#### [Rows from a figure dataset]
—————
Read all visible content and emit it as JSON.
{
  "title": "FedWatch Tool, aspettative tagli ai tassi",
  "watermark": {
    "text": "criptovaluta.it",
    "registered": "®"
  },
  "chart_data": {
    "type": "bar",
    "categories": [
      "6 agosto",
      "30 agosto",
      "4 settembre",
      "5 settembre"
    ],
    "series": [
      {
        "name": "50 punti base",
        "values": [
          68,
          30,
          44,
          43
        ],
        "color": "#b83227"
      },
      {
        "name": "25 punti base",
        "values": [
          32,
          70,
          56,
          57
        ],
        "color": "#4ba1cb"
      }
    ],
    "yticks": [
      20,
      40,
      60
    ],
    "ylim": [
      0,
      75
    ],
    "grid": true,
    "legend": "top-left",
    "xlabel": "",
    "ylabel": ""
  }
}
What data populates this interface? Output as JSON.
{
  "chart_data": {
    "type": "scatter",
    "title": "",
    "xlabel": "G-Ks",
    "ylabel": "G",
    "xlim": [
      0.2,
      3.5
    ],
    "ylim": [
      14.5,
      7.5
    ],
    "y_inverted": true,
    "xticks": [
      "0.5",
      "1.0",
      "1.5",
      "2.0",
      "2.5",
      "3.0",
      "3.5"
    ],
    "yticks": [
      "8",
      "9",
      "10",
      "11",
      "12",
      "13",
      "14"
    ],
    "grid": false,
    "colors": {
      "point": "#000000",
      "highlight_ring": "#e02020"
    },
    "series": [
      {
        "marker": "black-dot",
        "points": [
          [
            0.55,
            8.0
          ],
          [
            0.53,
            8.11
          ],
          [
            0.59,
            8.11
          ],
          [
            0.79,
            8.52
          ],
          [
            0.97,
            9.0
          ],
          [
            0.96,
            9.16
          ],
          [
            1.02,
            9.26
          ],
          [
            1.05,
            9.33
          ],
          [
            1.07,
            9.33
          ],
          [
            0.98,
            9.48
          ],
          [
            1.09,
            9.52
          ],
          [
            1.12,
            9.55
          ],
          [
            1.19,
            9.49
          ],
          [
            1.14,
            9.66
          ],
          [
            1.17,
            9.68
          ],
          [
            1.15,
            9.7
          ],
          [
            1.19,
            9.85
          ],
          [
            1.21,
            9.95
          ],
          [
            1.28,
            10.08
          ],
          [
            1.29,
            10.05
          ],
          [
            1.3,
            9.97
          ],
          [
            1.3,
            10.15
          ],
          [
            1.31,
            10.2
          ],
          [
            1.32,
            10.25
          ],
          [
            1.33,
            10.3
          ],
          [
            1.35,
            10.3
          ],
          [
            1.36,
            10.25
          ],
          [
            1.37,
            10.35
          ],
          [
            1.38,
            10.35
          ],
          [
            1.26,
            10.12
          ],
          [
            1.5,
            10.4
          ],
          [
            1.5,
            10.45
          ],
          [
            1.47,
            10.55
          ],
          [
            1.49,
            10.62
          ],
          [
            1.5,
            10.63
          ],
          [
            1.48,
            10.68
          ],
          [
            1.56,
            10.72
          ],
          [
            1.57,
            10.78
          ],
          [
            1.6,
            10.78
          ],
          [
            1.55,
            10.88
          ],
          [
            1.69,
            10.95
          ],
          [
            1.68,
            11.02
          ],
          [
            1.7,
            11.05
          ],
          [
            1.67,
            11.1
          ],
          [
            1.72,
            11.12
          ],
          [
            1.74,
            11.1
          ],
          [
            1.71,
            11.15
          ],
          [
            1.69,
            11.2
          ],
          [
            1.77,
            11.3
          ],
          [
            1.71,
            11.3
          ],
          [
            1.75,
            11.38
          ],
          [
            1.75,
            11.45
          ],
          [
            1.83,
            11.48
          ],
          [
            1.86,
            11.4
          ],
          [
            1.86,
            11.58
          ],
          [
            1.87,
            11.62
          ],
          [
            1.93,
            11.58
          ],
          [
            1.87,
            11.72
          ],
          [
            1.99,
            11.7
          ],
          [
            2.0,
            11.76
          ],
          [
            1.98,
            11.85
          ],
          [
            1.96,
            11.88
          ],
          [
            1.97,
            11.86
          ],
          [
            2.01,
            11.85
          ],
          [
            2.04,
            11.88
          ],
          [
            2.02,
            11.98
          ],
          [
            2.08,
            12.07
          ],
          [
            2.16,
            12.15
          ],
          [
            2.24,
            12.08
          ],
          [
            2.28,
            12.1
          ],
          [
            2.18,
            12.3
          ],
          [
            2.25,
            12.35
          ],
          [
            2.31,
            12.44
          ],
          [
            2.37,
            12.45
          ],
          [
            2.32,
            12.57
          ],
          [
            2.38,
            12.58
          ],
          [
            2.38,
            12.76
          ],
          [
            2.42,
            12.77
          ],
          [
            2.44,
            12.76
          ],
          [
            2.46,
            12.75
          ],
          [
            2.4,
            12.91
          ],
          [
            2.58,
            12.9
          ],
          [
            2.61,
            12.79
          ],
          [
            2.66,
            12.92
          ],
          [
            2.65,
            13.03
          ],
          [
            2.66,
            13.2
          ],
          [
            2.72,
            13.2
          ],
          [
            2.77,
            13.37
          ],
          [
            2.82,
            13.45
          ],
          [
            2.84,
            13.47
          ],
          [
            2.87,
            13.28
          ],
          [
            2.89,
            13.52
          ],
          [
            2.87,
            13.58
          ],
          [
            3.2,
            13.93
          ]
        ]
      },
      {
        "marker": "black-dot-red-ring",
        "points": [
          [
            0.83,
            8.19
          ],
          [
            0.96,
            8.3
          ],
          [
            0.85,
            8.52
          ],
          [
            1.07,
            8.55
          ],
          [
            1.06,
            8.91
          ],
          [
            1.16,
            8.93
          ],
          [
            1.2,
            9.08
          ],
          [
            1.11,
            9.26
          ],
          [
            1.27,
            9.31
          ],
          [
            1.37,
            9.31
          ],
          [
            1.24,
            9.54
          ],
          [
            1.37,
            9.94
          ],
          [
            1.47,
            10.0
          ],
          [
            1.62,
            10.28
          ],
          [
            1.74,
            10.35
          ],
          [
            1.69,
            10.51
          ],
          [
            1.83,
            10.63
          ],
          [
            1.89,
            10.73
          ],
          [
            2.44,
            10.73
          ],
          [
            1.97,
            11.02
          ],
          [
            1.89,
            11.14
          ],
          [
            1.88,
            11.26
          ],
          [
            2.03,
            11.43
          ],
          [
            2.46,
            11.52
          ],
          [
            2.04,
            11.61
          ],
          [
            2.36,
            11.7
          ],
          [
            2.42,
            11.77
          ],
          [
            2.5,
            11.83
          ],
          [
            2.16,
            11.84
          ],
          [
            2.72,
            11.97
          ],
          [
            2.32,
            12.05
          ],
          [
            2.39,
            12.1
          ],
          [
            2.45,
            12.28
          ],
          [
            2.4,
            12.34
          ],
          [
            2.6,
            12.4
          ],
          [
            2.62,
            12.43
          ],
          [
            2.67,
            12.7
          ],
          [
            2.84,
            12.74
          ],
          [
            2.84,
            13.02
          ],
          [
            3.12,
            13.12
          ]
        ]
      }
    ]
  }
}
—————
#### [Task to complete]
Output the complete data exactly as written.

#### [Task output]
Read all visible content and emit it as JSON.
{
  "title": "FedWatch Tool, aspettative tagli ai tassi",
  "watermark": {
    "text": "criptovaluta.it",
    "registered": "®"
  },
  "chart_data": {
    "type": "bar",
    "categories": [
      "6 agosto",
      "30 agosto",
      "4 settembre",
      "5 settembre"
    ],
    "series": [
      {
        "name": "50 punti base",
        "values": [
          68,
          30,
          44,
          43
        ],
        "color": "#b83227"
      },
      {
        "name": "25 punti base",
        "values": [
          32,
          70,
          56,
          57
        ],
        "color": "#4ba1cb"
      }
    ],
    "yticks": [
      20,
      40,
      60
    ],
    "ylim": [
      0,
      75
    ],
    "grid": true,
    "legend": "top-left",
    "xlabel": "",
    "ylabel": ""
  }
}
What data populates this interface? Output as JSON.
{
  "chart_data": {
    "type": "scatter",
    "title": "",
    "xlabel": "G-Ks",
    "ylabel": "G",
    "xlim": [
      0.2,
      3.5
    ],
    "ylim": [
      14.5,
      7.5
    ],
    "y_inverted": true,
    "xticks": [
      "0.5",
      "1.0",
      "1.5",
      "2.0",
      "2.5",
      "3.0",
      "3.5"
    ],
    "yticks": [
      "8",
      "9",
      "10",
      "11",
      "12",
      "13",
      "14"
    ],
    "grid": false,
    "colors": {
      "point": "#000000",
      "highlight_ring": "#e02020"
    },
    "series": [
      {
        "marker": "black-dot",
        "points": [
          [
            0.55,
            8.0
          ],
          [
            0.53,
            8.11
          ],
          [
            0.59,
            8.11
          ],
          [
            0.79,
            8.52
          ],
          [
            0.97,
            9.0
          ],
          [
            0.96,
            9.16
          ],
          [
            1.02,
            9.26
          ],
          [
            1.05,
            9.33
          ],
          [
            1.07,
            9.33
          ],
          [
            0.98,
            9.48
          ],
          [
            1.09,
            9.52
          ],
          [
            1.12,
            9.55
          ],
          [
            1.19,
            9.49
          ],
          [
            1.14,
            9.66
          ],
          [
            1.17,
            9.68
          ],
          [
            1.15,
            9.7
          ],
          [
            1.19,
            9.85
          ],
          [
            1.21,
            9.95
          ],
          [
            1.28,
            10.08
          ],
          [
            1.29,
            10.05
          ],
          [
            1.3,
            9.97
          ],
          [
            1.3,
            10.15
          ],
          [
            1.31,
            10.2
          ],
          [
            1.32,
            10.25
          ],
          [
            1.33,
            10.3
          ],
          [
            1.35,
            10.3
          ],
          [
            1.36,
            10.25
          ],
          [
            1.37,
            10.35
          ],
          [
            1.38,
            10.35
          ],
          [
            1.26,
            10.12
          ],
          [
            1.5,
            10.4
          ],
          [
            1.5,
            10.45
          ],
          [
            1.47,
            10.55
          ],
          [
            1.49,
            10.62
          ],
          [
            1.5,
            10.63
          ],
          [
            1.48,
            10.68
          ],
          [
            1.56,
            10.72
          ],
          [
            1.57,
            10.78
          ],
          [
            1.6,
            10.78
          ],
          [
            1.55,
            10.88
          ],
          [
            1.69,
            10.95
          ],
          [
            1.68,
            11.02
          ],
          [
            1.7,
            11.05
          ],
          [
            1.67,
            11.1
          ],
          [
            1.72,
            11.12
          ],
          [
            1.74,
            11.1
          ],
          [
            1.71,
            11.15
          ],
          [
            1.69,
            11.2
          ],
          [
            1.77,
            11.3
          ],
          [
            1.71,
            11.3
          ],
          [
            1.75,
            11.38
          ],
          [
            1.75,
            11.45
          ],
          [
            1.83,
            11.48
          ],
          [
            1.86,
            11.4
          ],
          [
            1.86,
            11.58
          ],
          [
            1.87,
            11.62
          ],
          [
            1.93,
            11.58
          ],
          [
            1.87,
            11.72
          ],
          [
            1.99,
            11.7
          ],
          [
            2.0,
            11.76
          ],
          [
            1.98,
            11.85
          ],
          [
            1.96,
            11.88
          ],
          [
            1.97,
            11.86
          ],
          [
            2.01,
            11.85
          ],
          [
            2.04,
            11.88
          ],
          [
            2.02,
            11.98
          ],
          [
            2.08,
            12.07
          ],
          [
            2.16,
            12.15
          ],
          [
            2.24,
            12.08
          ],
          [
            2.28,
            12.1
          ],
          [
            2.18,
            12.3
          ],
          [
            2.25,
            12.35
          ],
          [
            2.31,
            12.44
          ],
          [
            2.37,
            12.45
          ],
          [
            2.32,
            12.57
          ],
          [
            2.38,
            12.58
          ],
          [
            2.38,
            12.76
          ],
          [
            2.42,
            12.77
          ],
          [
            2.44,
            12.76
          ],
          [
            2.46,
            12.75
          ],
          [
            2.4,
            12.91
          ],
          [
            2.58,
            12.9
          ],
          [
            2.61,
            12.79
          ],
          [
            2.66,
            12.92
          ],
          [
            2.65,
            13.03
          ],
          [
            2.66,
            13.2
          ],
          [
            2.72,
            13.2
          ],
          [
            2.77,
            13.37
          ],
          [
            2.82,
            13.45
          ],
          [
            2.84,
            13.47
          ],
          [
            2.87,
            13.28
          ],
          [
            2.89,
            13.52
          ],
          [
            2.87,
            13.58
          ],
          [
            3.2,
            13.93
          ]
        ]
      },
      {
        "marker": "black-dot-red-ring",
        "points": [
          [
            0.83,
            8.19
          ],
          [
            0.96,
            8.3
          ],
          [
            0.85,
            8.52
          ],
          [
            1.07,
            8.55
          ],
          [
            1.06,
            8.91
          ],
          [
            1.16,
            8.93
          ],
          [
            1.2,
            9.08
          ],
          [
            1.11,
            9.26
          ],
          [
            1.27,
            9.31
          ],
          [
            1.37,
            9.31
          ],
          [
            1.24,
            9.54
          ],
          [
            1.37,
            9.94
          ],
          [
            1.47,
            10.0
          ],
          [
            1.62,
            10.28
          ],
          [
            1.74,
            10.35
          ],
          [
            1.69,
            10.51
          ],
          [
            1.83,
            10.63
          ],
          [
            1.89,
            10.73
          ],
          [
            2.44,
            10.73
          ],
          [
            1.97,
            11.02
          ],
          [
            1.89,
            11.14
          ],
          [
            1.88,
            11.26
          ],
          [
            2.03,
            11.43
          ],
          [
            2.46,
            11.52
          ],
          [
            2.04,
            11.61
          ],
          [
            2.36,
            11.7
          ],
          [
            2.42,
            11.77
          ],
          [
            2.5,
            11.83
          ],
          [
            2.16,
            11.84
          ],
          [
            2.72,
            11.97
          ],
          [
            2.32,
            12.05
          ],
          [
            2.39,
            12.1
          ],
          [
            2.45,
            12.28
          ],
          [
            2.4,
            12.34
          ],
          [
            2.6,
            12.4
          ],
          [
            2.62,
            12.43
          ],
          [
            2.67,
            12.7
          ],
          [
            2.84,
            12.74
          ],
          [
            2.84,
            13.02
          ],
          [
            3.12,
            13.12
          ]
        ]
      }
    ]
  }
}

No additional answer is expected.